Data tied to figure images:
** Start **

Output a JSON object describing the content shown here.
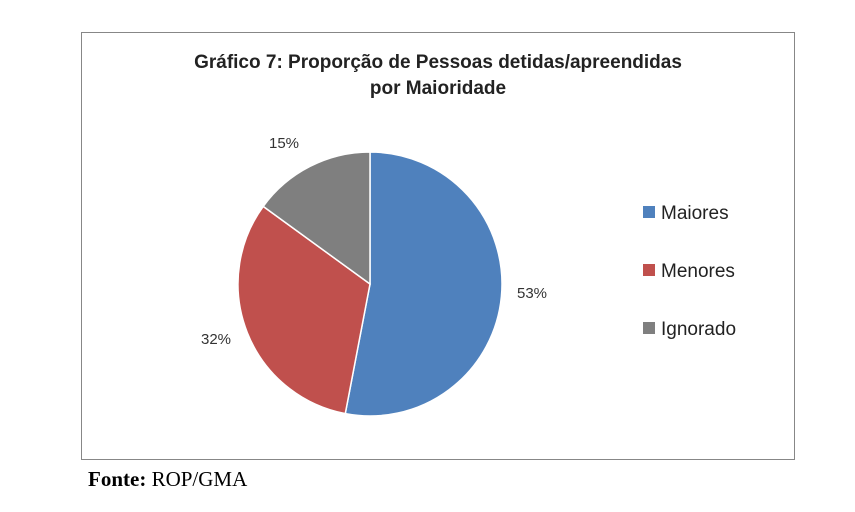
{
  "chart_data": {
    "type": "pie",
    "title": "Gráfico 7: Proporção de Pessoas detidas/apreendidas",
    "title_line2": "por Maioridade",
    "categories": [
      "Maiores",
      "Menores",
      "Ignorado"
    ],
    "values": [
      53,
      32,
      15
    ],
    "labels": [
      "53%",
      "32%",
      "15%"
    ],
    "colors": [
      "#4f81bd",
      "#c0504d",
      "#7f7f7f"
    ],
    "legend_position": "right"
  },
  "source": {
    "label": "Fonte:",
    "value": "ROP/GMA"
  }
}
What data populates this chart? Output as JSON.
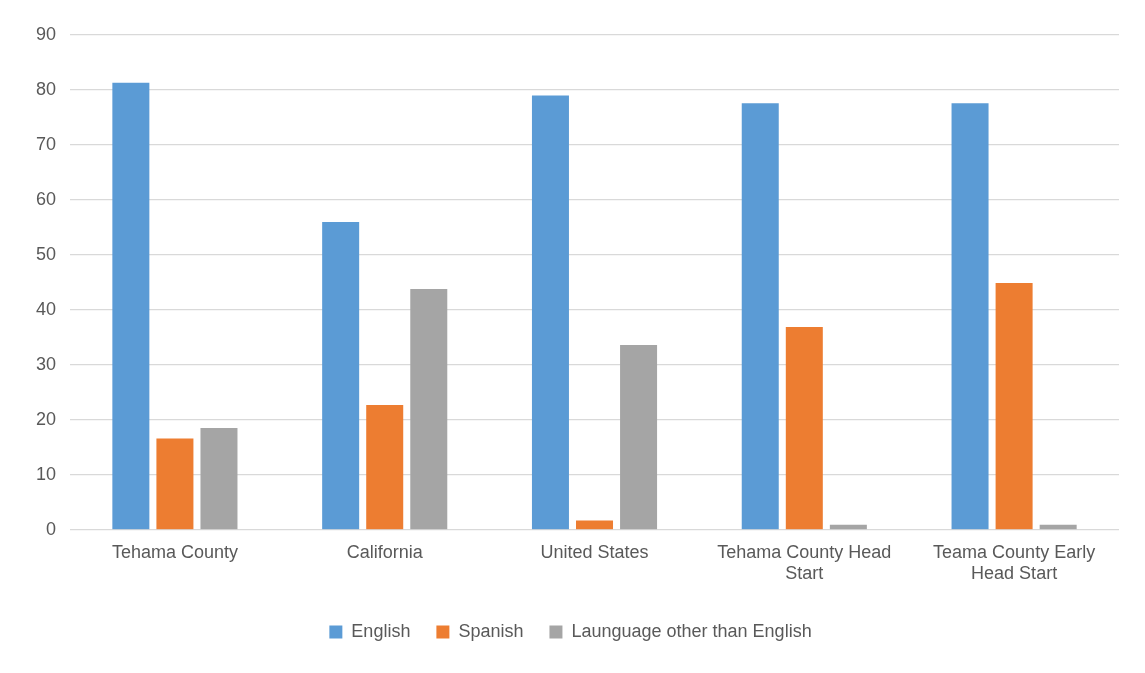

** End **

Take the data above and repeat it exactly, leaving each picture out.

> _Exercise output_:
Output a JSON object describing the content shown here.
{
  "chart_data": {
    "type": "pie",
    "title": "Gráfico 7: Proporção de Pessoas detidas/apreendidas",
    "title_line2": "por Maioridade",
    "categories": [
      "Maiores",
      "Menores",
      "Ignorado"
    ],
    "values": [
      53,
      32,
      15
    ],
    "labels": [
      "53%",
      "32%",
      "15%"
    ],
    "colors": [
      "#4f81bd",
      "#c0504d",
      "#7f7f7f"
    ],
    "legend_position": "right"
  },
  "source": {
    "label": "Fonte:",
    "value": "ROP/GMA"
  }
}
What data populates this chart? Output as JSON.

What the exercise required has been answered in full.